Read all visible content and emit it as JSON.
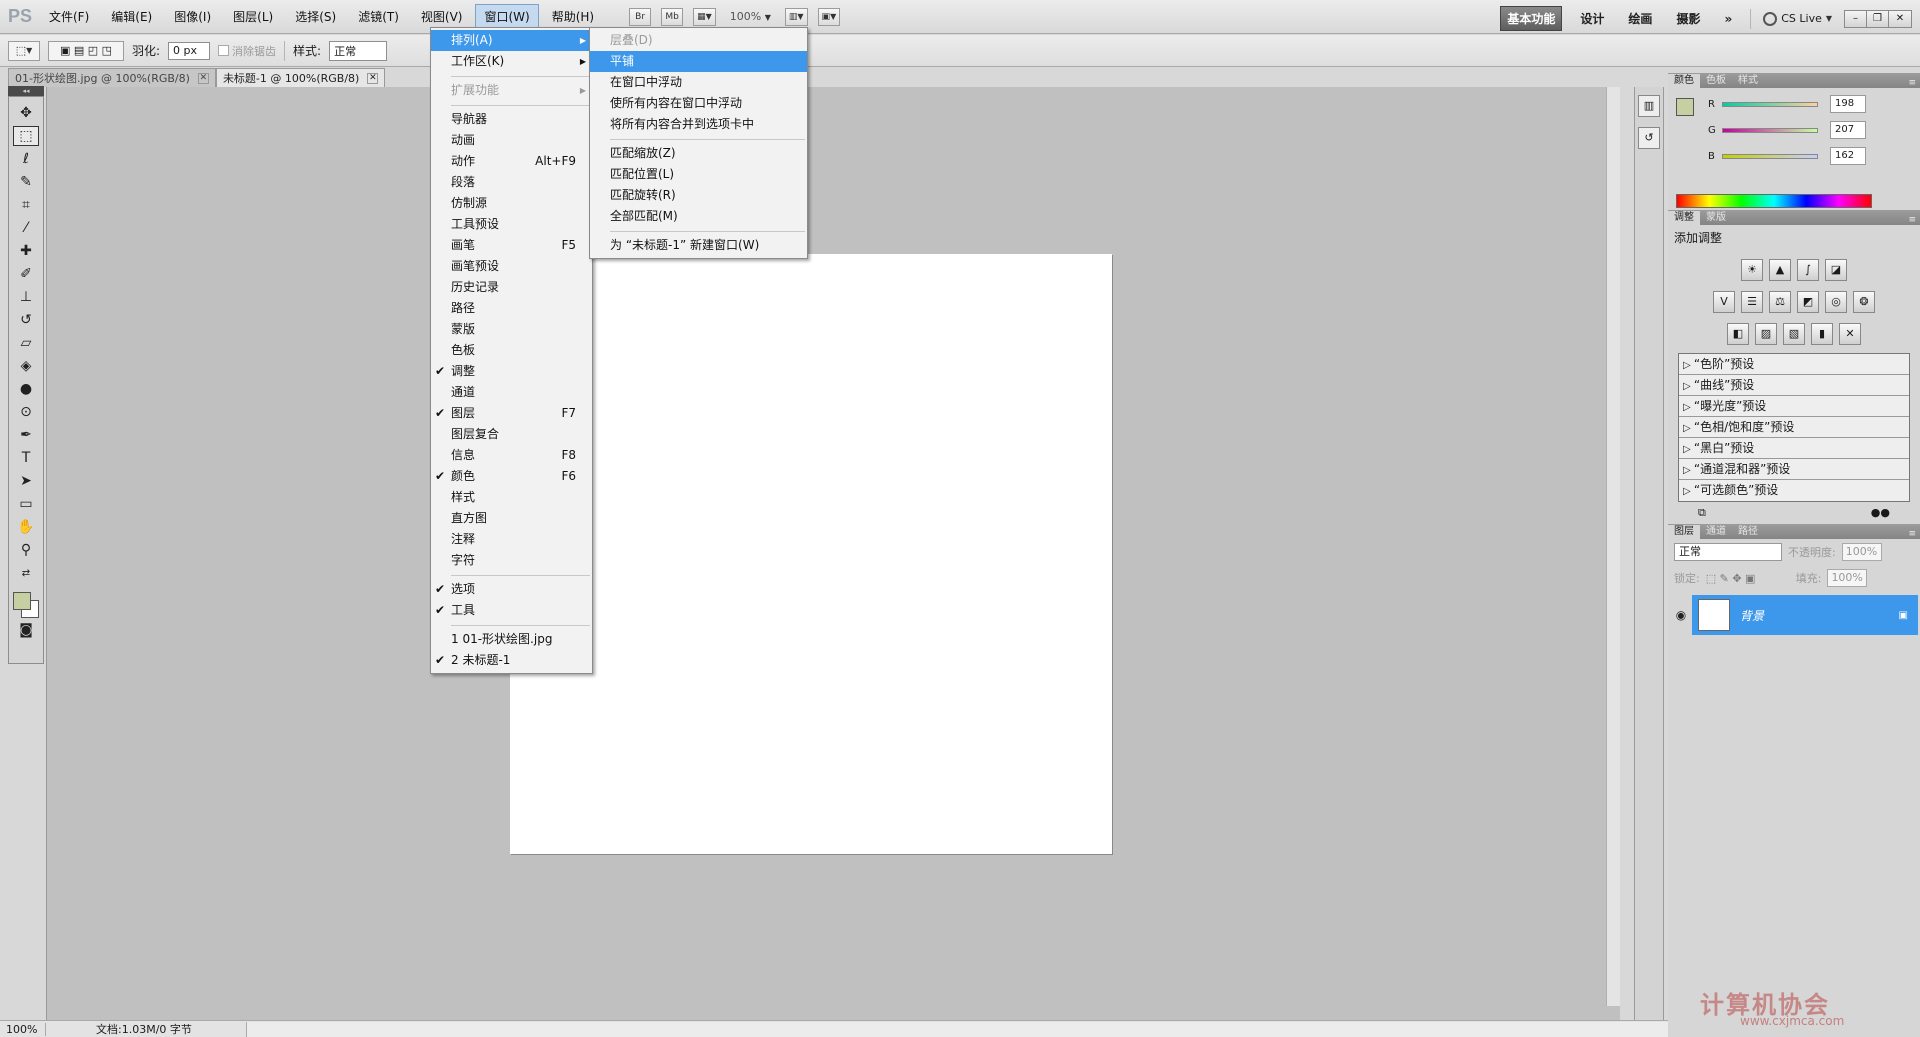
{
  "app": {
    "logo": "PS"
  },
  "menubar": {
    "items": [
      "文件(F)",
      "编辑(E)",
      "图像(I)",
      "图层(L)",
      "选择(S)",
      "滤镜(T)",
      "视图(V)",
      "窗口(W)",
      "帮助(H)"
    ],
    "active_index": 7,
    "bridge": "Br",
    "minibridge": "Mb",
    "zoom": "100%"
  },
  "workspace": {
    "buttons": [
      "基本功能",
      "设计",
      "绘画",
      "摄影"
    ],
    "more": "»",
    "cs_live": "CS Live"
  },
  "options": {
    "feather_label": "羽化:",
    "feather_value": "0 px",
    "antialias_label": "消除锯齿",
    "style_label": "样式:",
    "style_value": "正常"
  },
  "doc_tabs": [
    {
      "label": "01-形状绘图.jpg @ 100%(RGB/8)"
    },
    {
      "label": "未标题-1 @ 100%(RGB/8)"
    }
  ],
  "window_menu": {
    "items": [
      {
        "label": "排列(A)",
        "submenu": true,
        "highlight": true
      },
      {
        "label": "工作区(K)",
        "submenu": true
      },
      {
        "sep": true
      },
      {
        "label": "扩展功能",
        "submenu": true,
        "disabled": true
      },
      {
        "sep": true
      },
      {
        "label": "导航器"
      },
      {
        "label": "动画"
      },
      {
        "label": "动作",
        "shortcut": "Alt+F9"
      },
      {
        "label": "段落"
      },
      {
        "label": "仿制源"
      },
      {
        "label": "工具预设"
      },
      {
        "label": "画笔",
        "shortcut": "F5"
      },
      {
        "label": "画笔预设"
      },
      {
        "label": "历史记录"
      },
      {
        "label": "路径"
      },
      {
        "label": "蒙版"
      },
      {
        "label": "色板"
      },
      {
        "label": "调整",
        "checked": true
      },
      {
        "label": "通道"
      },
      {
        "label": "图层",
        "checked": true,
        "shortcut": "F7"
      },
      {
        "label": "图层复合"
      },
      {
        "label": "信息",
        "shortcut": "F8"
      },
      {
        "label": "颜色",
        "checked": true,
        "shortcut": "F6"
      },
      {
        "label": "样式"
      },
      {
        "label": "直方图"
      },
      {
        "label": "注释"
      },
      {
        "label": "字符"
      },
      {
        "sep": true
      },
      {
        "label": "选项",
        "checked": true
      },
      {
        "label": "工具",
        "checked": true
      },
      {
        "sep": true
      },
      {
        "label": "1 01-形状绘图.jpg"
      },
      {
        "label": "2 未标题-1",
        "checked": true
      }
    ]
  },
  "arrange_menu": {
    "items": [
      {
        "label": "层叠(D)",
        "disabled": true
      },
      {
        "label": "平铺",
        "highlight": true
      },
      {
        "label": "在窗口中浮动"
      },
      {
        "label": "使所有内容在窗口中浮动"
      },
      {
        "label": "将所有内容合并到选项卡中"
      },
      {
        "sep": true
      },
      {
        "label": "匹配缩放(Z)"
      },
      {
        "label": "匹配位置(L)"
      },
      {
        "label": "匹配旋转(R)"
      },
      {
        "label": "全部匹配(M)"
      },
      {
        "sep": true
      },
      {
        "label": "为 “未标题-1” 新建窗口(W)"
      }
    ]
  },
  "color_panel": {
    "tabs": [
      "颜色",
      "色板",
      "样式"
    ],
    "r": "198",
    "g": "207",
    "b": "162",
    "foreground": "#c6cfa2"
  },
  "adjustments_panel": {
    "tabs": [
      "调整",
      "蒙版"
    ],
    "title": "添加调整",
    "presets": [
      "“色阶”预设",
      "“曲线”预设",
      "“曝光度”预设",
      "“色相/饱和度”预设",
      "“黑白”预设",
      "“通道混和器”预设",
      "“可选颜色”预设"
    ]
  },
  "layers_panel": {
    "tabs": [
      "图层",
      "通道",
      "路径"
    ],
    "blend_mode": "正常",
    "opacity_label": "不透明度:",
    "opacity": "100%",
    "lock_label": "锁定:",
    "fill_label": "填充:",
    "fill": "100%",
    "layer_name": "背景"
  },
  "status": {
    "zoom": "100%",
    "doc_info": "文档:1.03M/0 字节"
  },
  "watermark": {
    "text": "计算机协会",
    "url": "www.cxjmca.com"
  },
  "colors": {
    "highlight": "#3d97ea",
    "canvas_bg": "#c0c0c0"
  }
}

— Problem to work on —
The entries above are to be returned exactly, without their pictures.

— Response for this exercise —
Read all visible content and emit it as JSON.
{
  "app": {
    "logo": "PS"
  },
  "menubar": {
    "items": [
      "文件(F)",
      "编辑(E)",
      "图像(I)",
      "图层(L)",
      "选择(S)",
      "滤镜(T)",
      "视图(V)",
      "窗口(W)",
      "帮助(H)"
    ],
    "active_index": 7,
    "bridge": "Br",
    "minibridge": "Mb",
    "zoom": "100%"
  },
  "workspace": {
    "buttons": [
      "基本功能",
      "设计",
      "绘画",
      "摄影"
    ],
    "more": "»",
    "cs_live": "CS Live"
  },
  "options": {
    "feather_label": "羽化:",
    "feather_value": "0 px",
    "antialias_label": "消除锯齿",
    "style_label": "样式:",
    "style_value": "正常"
  },
  "doc_tabs": [
    {
      "label": "01-形状绘图.jpg @ 100%(RGB/8)"
    },
    {
      "label": "未标题-1 @ 100%(RGB/8)"
    }
  ],
  "window_menu": {
    "items": [
      {
        "label": "排列(A)",
        "submenu": true,
        "highlight": true
      },
      {
        "label": "工作区(K)",
        "submenu": true
      },
      {
        "sep": true
      },
      {
        "label": "扩展功能",
        "submenu": true,
        "disabled": true
      },
      {
        "sep": true
      },
      {
        "label": "导航器"
      },
      {
        "label": "动画"
      },
      {
        "label": "动作",
        "shortcut": "Alt+F9"
      },
      {
        "label": "段落"
      },
      {
        "label": "仿制源"
      },
      {
        "label": "工具预设"
      },
      {
        "label": "画笔",
        "shortcut": "F5"
      },
      {
        "label": "画笔预设"
      },
      {
        "label": "历史记录"
      },
      {
        "label": "路径"
      },
      {
        "label": "蒙版"
      },
      {
        "label": "色板"
      },
      {
        "label": "调整",
        "checked": true
      },
      {
        "label": "通道"
      },
      {
        "label": "图层",
        "checked": true,
        "shortcut": "F7"
      },
      {
        "label": "图层复合"
      },
      {
        "label": "信息",
        "shortcut": "F8"
      },
      {
        "label": "颜色",
        "checked": true,
        "shortcut": "F6"
      },
      {
        "label": "样式"
      },
      {
        "label": "直方图"
      },
      {
        "label": "注释"
      },
      {
        "label": "字符"
      },
      {
        "sep": true
      },
      {
        "label": "选项",
        "checked": true
      },
      {
        "label": "工具",
        "checked": true
      },
      {
        "sep": true
      },
      {
        "label": "1 01-形状绘图.jpg"
      },
      {
        "label": "2 未标题-1",
        "checked": true
      }
    ]
  },
  "arrange_menu": {
    "items": [
      {
        "label": "层叠(D)",
        "disabled": true
      },
      {
        "label": "平铺",
        "highlight": true
      },
      {
        "label": "在窗口中浮动"
      },
      {
        "label": "使所有内容在窗口中浮动"
      },
      {
        "label": "将所有内容合并到选项卡中"
      },
      {
        "sep": true
      },
      {
        "label": "匹配缩放(Z)"
      },
      {
        "label": "匹配位置(L)"
      },
      {
        "label": "匹配旋转(R)"
      },
      {
        "label": "全部匹配(M)"
      },
      {
        "sep": true
      },
      {
        "label": "为 “未标题-1” 新建窗口(W)"
      }
    ]
  },
  "color_panel": {
    "tabs": [
      "颜色",
      "色板",
      "样式"
    ],
    "r": "198",
    "g": "207",
    "b": "162",
    "foreground": "#c6cfa2"
  },
  "adjustments_panel": {
    "tabs": [
      "调整",
      "蒙版"
    ],
    "title": "添加调整",
    "presets": [
      "“色阶”预设",
      "“曲线”预设",
      "“曝光度”预设",
      "“色相/饱和度”预设",
      "“黑白”预设",
      "“通道混和器”预设",
      "“可选颜色”预设"
    ]
  },
  "layers_panel": {
    "tabs": [
      "图层",
      "通道",
      "路径"
    ],
    "blend_mode": "正常",
    "opacity_label": "不透明度:",
    "opacity": "100%",
    "lock_label": "锁定:",
    "fill_label": "填充:",
    "fill": "100%",
    "layer_name": "背景"
  },
  "status": {
    "zoom": "100%",
    "doc_info": "文档:1.03M/0 字节"
  },
  "watermark": {
    "text": "计算机协会",
    "url": "www.cxjmca.com"
  },
  "colors": {
    "highlight": "#3d97ea",
    "canvas_bg": "#c0c0c0"
  }
}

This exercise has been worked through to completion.